(Bounding box entries)
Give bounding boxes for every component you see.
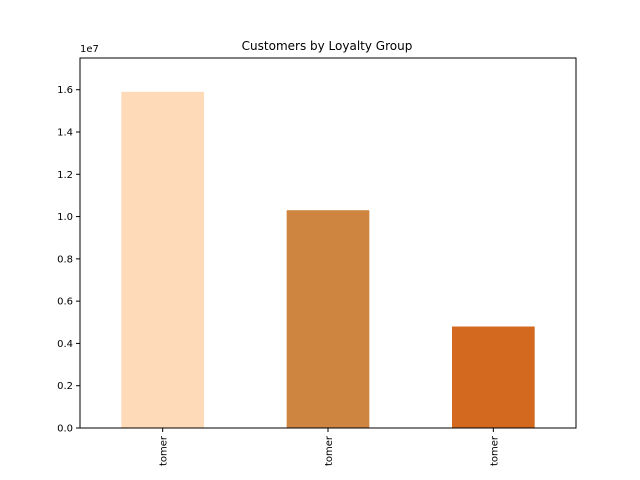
y-tick-label: 0.2 [57, 381, 73, 392]
y-axis-offset-label: 1e7 [80, 44, 99, 55]
y-tick-label: 0.6 [57, 297, 73, 308]
bars-group [121, 91, 535, 428]
y-tick-label: 1.4 [57, 128, 73, 139]
y-tick-label: 1.6 [57, 85, 73, 96]
y-tick-label: 1.0 [57, 212, 73, 223]
x-axis: tomer tomer tomer [159, 428, 500, 466]
plot-frame [79, 57, 577, 429]
y-axis: 0.0 0.2 0.4 0.6 0.8 1.0 1.2 1.4 1.6 [57, 85, 80, 435]
x-tick-label: tomer [489, 435, 500, 466]
x-tick-label: tomer [159, 435, 170, 466]
chart-title: Customers by Loyalty Group [242, 39, 413, 53]
y-tick-label: 1.2 [57, 170, 73, 181]
y-tick-label: 0.8 [57, 254, 73, 265]
bar-1 [121, 91, 204, 428]
x-tick-label: tomer [324, 435, 335, 466]
bar-3 [452, 326, 535, 428]
bar-2 [286, 210, 370, 428]
y-tick-label: 0.4 [57, 339, 73, 350]
y-tick-label: 0.0 [57, 424, 73, 435]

_WORK TO BE COMPLETED_
Rewrite every line of the records above with "Loyalty Group" replaced by "Loyalty Tier" and all other text left unchanged. Leave out the pictures.

_ANSWER FOR THIS EXERCISE_
Give bounding boxes for every component you see.
y-tick-label: 0.2 [57, 381, 73, 392]
y-axis-offset-label: 1e7 [80, 44, 99, 55]
y-tick-label: 0.6 [57, 297, 73, 308]
bars-group [121, 91, 535, 428]
y-tick-label: 1.4 [57, 128, 73, 139]
y-tick-label: 1.6 [57, 85, 73, 96]
y-tick-label: 1.0 [57, 212, 73, 223]
x-axis: tomer tomer tomer [159, 428, 500, 466]
plot-frame [79, 57, 577, 429]
y-axis: 0.0 0.2 0.4 0.6 0.8 1.0 1.2 1.4 1.6 [57, 85, 80, 435]
x-tick-label: tomer [489, 435, 500, 466]
x-tick-label: tomer [159, 435, 170, 466]
chart-title: Customers by Loyalty Tier [242, 39, 413, 53]
y-tick-label: 1.2 [57, 170, 73, 181]
y-tick-label: 0.8 [57, 254, 73, 265]
bar-1 [121, 91, 204, 428]
x-tick-label: tomer [324, 435, 335, 466]
bar-3 [452, 326, 535, 428]
bar-2 [286, 210, 370, 428]
y-tick-label: 0.4 [57, 339, 73, 350]
y-tick-label: 0.0 [57, 424, 73, 435]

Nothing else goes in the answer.